§ To do:
**a.** According to the article on the vinegar test for cervical cancer, how many women took part in the randomised study, and over what period?
**b.** Write the next part of the article on the vinegar test for cervical cancer, picking up after its final sentence.

Shoppers queue to buy white vinegar at a shop in Nanjing, China
A simple vinegar test could prevent 73,000 deaths from cervical cancer worldwide each year, the authors of a large-scale study of women in India said Sunday.
Wealthy countries have managed
to reduce cervical cancer deaths by 80 percent thanks to the widespread use of regular Pap smears.
But cervical cancer remains the leading cause of cancer death among women in India and many other developing countries lacking the money, doctors, nurses or laboratories for widespread screening.
The vinegar test, while not perfect, offers a solution to that problem.
A primary health care worker swabs the woman's cervix with vinegar, which causes pre-cancerous tumours to turn white. The results are known a minute later when a bright light is used to visually inspect the cervix.
Aside from the cost savings, the instantaneous results are a major advantage for women in rural areas who might otherwise have to travel for hours to see a doctor.
The randomised study of 150,000 women over 15 years found that the vinegar test was able to reduce cervical cancer deaths by 31 percent.
The incidence of cervical cancer was essentially the same among the women who were screened every other year and those who were simply taught how to watch for warning signs.
Early detection is critical in successfully treating the disease.
"We hope our results will have a profound effect in reducing the burden of cervical cancer in India and around the world," said lead study author Surendra Srinivas Shastri, a professor of preventive oncology at Tata Memorial Hospital in Mumbai.
"This is the first trial to identify a cervical cancer screening strategy that reduces mortality and is feasible to implement on a broad scale throughout India and in other developing countries."

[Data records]
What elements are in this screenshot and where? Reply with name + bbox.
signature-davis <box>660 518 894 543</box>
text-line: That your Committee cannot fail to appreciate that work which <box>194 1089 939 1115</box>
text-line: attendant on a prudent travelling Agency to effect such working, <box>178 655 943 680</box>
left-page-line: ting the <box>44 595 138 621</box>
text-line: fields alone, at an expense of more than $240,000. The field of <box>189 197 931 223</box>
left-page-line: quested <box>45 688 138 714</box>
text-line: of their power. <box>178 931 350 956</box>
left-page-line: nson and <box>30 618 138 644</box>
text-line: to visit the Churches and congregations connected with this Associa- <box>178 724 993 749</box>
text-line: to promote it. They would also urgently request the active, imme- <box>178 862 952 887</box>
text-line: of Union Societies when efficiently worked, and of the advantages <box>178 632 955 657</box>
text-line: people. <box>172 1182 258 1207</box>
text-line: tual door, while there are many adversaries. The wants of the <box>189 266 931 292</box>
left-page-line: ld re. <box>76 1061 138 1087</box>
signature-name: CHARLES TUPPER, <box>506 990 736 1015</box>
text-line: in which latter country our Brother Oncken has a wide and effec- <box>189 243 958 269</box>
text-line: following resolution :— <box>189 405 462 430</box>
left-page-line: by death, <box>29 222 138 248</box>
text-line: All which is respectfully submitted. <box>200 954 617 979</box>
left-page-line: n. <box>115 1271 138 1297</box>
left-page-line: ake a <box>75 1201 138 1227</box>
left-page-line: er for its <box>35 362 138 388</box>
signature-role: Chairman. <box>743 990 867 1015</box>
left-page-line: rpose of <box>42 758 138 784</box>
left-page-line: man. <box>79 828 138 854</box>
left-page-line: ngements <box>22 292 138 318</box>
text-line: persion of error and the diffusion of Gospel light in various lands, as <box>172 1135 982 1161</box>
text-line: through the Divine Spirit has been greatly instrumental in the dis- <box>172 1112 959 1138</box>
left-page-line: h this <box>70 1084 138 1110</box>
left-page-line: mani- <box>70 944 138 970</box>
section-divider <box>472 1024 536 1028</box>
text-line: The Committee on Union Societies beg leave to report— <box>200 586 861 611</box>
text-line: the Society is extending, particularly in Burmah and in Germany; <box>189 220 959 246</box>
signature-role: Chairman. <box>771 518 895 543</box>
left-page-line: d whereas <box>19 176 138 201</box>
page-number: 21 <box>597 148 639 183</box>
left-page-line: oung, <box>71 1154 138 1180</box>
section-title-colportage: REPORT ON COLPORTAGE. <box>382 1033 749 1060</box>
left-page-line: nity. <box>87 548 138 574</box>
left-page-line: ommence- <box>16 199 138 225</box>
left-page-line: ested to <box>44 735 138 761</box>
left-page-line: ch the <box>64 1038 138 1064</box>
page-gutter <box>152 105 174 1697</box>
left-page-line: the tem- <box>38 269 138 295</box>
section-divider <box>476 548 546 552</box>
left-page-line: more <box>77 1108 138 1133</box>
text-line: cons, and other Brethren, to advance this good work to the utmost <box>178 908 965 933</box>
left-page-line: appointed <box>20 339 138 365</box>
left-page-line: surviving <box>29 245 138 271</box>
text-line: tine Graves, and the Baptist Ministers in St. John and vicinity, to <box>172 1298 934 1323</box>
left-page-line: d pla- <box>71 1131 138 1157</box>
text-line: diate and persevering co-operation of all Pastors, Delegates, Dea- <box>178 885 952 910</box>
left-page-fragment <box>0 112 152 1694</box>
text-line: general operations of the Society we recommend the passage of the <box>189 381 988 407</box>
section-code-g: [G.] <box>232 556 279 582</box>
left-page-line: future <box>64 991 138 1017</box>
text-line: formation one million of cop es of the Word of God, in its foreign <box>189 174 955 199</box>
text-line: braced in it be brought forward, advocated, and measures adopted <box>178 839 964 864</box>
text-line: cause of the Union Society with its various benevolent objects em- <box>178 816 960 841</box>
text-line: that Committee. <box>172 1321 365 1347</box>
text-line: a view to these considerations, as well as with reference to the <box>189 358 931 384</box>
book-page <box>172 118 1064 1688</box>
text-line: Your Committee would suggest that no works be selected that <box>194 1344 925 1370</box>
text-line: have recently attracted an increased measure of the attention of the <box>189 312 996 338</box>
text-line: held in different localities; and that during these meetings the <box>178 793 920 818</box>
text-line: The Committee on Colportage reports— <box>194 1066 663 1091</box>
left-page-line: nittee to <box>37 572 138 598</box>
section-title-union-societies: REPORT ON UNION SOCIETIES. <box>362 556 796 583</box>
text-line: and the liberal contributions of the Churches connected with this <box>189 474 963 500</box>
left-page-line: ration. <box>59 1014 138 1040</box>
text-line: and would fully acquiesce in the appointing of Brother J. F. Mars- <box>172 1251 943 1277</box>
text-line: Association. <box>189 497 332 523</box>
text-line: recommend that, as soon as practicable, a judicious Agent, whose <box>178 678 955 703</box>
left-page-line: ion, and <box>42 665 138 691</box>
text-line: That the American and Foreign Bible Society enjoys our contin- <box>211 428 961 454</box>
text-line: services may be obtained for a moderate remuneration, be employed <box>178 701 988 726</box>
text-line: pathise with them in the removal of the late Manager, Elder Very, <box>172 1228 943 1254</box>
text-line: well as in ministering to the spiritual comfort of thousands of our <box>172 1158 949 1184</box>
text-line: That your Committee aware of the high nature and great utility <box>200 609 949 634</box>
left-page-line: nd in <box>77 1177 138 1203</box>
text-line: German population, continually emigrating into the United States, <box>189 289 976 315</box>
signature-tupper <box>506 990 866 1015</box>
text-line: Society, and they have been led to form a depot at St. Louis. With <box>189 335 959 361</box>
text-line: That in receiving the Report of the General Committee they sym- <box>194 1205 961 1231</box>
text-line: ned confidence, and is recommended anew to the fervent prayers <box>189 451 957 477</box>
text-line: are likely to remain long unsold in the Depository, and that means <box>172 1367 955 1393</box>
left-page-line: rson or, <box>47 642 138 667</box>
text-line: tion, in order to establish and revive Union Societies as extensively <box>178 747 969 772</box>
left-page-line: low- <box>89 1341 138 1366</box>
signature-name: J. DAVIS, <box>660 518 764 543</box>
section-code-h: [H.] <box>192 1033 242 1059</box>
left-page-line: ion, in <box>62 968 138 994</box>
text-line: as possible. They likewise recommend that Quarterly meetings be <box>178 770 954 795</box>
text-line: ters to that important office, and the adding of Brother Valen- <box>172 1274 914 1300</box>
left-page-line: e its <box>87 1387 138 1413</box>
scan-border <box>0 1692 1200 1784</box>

§ Written responses:
**a.** 150,000 women over 15 years.

**b.**
Health officials in the state of Maharashtra, where the study was conducted, are preparing to train primary health care workers to provide the vinegar screening to all women aged 35 to 64 in the state.
The researchers are also working with national health officials to make the screening available throughout the country.
The Indian government also plans to reach out to other low to moderate income countries to share the results and offer training resources.
If the program is fully implemented, it could prevent 22,000 cervical cancer deaths in India every year. That number would rise to 73,000 if it is implemented in resource-poor countries worldwide.
The use of primary health care workers - who provide basic services in remote and rural areas where doctors and nurses are unavailable - is a critical component of the strategy, Shastri said.
The workers who performed the screenings were local women with at least a 10th grade education and good communication skills who received four weeks of intensive training at the beginning and one-week refresher courses every year.
The study was released at the American Society of Clinical Oncology's annual meeting in Chicago.